WHAT TO PRODUCE :: In the data, extract each line that holds the string "color".

DATA SUPPLIED ::
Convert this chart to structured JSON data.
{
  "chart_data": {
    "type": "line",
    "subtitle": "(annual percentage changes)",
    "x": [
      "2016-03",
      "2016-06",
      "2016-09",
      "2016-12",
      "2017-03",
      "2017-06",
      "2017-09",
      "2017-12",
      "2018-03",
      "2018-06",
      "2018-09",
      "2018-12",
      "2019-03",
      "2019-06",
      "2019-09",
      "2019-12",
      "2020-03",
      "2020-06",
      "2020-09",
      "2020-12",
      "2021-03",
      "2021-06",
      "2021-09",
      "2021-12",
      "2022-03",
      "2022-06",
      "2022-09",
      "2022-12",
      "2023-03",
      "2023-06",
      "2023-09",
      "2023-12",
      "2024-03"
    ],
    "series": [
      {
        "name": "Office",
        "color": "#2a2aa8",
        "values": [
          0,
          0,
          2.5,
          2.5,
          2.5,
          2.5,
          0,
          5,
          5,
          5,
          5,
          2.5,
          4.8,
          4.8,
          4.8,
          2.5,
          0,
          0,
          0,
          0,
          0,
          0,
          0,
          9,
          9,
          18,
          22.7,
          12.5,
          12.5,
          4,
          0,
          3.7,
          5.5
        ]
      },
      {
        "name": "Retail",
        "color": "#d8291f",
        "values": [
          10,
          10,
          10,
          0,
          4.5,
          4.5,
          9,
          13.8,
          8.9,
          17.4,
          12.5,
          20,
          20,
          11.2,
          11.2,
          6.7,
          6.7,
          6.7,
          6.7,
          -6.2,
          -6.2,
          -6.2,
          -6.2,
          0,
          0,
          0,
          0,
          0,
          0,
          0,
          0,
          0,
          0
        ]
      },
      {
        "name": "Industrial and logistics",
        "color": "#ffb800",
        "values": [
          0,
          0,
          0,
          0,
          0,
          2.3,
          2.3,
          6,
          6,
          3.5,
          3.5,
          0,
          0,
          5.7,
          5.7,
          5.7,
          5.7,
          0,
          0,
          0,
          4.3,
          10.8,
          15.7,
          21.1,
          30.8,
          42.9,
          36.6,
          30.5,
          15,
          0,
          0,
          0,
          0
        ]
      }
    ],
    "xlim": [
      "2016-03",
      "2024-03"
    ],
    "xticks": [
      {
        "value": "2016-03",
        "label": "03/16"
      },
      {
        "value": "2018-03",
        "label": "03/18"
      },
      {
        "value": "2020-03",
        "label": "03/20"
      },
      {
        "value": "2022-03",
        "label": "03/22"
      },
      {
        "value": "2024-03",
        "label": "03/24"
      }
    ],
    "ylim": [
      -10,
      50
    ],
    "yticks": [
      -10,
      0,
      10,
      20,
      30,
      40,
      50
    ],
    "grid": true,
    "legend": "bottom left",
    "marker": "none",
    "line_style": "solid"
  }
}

WORKED ANSWER ::
        "color": "#2a2aa8",
        "color": "#d8291f",
        "color": "#ffb800",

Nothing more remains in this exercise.